## EXERCISE INSTRUCTIONS
Filter the records for lines holding the string "JSON".

## DATA PROVIDED
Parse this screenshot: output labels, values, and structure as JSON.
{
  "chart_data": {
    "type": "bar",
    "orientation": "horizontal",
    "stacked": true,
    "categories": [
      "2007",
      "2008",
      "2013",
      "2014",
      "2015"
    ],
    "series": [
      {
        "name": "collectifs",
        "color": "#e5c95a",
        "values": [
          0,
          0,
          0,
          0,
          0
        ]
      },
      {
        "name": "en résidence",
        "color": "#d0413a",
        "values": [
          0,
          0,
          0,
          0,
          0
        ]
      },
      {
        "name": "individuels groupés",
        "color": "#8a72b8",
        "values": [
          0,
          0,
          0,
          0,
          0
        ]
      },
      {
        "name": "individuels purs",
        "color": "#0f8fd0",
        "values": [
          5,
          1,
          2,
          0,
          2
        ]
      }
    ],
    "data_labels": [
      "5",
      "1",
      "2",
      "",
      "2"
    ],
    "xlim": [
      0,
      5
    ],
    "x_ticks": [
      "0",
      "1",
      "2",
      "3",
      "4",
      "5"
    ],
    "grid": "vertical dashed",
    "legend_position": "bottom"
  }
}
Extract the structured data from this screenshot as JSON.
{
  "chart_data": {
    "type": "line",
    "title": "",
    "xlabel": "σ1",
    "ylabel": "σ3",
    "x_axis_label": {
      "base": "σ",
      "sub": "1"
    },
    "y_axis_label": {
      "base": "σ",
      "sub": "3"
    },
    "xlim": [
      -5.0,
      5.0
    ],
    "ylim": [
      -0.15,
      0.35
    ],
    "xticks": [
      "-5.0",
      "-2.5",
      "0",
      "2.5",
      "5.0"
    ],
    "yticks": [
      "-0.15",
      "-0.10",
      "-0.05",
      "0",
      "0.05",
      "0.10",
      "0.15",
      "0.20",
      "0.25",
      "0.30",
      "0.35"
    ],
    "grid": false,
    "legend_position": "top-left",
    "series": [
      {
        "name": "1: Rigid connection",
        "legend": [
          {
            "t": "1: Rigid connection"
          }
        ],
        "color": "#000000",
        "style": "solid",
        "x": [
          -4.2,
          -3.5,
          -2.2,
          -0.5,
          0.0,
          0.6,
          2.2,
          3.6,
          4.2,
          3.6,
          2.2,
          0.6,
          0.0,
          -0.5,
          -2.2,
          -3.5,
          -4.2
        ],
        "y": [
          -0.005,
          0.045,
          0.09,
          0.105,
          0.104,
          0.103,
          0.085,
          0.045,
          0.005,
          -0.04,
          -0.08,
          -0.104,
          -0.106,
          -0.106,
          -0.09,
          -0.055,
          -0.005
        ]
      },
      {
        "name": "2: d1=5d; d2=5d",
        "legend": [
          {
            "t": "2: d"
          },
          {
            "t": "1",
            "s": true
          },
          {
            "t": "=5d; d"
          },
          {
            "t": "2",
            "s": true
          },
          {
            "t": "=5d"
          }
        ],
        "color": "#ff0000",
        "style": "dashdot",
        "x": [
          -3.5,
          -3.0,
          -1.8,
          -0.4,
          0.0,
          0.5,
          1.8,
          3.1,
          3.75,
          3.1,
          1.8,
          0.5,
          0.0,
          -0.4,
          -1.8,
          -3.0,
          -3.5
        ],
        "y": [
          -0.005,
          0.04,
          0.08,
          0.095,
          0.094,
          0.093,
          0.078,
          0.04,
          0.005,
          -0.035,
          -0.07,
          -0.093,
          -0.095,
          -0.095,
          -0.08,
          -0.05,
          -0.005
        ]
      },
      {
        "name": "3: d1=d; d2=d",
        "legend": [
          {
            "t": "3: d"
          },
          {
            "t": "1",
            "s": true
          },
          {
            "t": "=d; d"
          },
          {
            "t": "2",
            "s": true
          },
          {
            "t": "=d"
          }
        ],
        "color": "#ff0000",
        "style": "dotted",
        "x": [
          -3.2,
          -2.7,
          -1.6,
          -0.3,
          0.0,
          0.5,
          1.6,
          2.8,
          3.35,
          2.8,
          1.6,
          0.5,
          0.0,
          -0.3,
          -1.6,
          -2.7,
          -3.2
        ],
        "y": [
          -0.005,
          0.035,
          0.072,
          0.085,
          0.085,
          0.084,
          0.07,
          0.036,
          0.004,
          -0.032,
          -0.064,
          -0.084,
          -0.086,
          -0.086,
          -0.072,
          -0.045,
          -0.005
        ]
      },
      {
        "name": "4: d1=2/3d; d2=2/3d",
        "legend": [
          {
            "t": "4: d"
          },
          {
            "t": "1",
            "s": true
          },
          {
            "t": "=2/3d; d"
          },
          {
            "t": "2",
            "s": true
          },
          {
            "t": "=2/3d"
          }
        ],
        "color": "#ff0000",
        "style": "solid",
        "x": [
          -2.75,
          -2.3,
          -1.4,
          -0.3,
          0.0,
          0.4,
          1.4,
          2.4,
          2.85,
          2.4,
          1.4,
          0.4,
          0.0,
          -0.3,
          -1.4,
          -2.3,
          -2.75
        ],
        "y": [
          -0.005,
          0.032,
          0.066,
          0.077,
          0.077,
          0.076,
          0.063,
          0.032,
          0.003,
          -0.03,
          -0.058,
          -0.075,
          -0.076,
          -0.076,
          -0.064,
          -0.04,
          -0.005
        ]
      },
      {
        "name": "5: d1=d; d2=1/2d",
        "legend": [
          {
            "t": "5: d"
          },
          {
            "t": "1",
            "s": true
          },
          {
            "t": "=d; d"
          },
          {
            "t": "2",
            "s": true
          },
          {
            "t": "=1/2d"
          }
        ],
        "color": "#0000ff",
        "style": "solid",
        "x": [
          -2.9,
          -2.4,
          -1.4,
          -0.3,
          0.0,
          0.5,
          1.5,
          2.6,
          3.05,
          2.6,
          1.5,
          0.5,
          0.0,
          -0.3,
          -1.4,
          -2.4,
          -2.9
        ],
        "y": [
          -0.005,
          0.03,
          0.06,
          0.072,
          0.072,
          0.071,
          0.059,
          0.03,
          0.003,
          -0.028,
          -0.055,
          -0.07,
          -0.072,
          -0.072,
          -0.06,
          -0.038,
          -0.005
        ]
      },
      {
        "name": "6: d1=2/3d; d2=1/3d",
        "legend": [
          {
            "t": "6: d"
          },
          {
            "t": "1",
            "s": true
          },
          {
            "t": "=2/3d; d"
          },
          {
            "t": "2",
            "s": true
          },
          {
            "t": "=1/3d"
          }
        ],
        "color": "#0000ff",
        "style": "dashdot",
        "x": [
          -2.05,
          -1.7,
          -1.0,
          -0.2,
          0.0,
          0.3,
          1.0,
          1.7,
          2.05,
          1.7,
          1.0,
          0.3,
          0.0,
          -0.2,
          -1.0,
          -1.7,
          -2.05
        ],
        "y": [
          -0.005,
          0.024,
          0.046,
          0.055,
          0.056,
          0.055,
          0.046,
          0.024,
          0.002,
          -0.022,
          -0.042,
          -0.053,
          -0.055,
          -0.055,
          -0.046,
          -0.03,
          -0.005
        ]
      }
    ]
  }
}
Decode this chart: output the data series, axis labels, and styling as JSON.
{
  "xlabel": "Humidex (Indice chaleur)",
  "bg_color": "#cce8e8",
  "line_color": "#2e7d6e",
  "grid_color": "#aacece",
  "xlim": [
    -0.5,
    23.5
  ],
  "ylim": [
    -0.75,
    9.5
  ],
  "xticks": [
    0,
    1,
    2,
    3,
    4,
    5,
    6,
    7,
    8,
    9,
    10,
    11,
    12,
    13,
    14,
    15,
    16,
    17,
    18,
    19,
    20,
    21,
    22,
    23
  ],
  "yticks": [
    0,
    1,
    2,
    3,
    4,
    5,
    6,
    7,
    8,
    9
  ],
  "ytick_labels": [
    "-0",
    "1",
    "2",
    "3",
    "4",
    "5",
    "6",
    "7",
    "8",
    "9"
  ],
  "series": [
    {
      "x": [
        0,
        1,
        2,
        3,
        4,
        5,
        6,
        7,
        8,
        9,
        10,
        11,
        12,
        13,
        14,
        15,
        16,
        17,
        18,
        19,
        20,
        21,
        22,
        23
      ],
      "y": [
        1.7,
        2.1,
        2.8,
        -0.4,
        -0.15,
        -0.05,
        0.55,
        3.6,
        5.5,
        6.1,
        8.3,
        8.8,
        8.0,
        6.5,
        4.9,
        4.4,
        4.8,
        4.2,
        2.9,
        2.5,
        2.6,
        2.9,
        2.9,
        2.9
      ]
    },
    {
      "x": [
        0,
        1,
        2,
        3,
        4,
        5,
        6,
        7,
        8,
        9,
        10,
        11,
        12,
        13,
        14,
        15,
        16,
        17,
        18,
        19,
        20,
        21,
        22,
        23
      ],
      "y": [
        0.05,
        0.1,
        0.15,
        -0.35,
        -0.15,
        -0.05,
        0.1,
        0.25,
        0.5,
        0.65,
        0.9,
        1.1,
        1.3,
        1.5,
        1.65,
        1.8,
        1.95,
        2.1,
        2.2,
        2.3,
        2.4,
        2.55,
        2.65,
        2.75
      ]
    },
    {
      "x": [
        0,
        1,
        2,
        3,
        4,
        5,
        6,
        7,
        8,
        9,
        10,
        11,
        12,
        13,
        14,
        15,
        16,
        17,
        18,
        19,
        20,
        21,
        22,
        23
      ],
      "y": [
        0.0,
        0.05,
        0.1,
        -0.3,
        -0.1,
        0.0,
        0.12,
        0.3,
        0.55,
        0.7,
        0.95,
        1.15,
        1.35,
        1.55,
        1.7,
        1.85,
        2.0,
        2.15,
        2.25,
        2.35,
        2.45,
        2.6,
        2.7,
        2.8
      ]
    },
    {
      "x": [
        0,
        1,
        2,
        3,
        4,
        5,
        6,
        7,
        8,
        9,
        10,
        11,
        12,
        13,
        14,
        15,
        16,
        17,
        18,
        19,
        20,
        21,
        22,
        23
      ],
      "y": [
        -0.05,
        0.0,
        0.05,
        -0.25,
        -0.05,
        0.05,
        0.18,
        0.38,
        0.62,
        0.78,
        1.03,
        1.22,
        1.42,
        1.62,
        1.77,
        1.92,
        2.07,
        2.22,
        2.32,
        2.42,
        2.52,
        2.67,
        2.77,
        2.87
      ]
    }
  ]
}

## SOLUTION TO THIS PROBLEM
Parse this screenshot: output labels, values, and structure as JSON.
Extract the structured data from this screenshot as JSON.
Decode this chart: output the data series, axis labels, and styling as JSON.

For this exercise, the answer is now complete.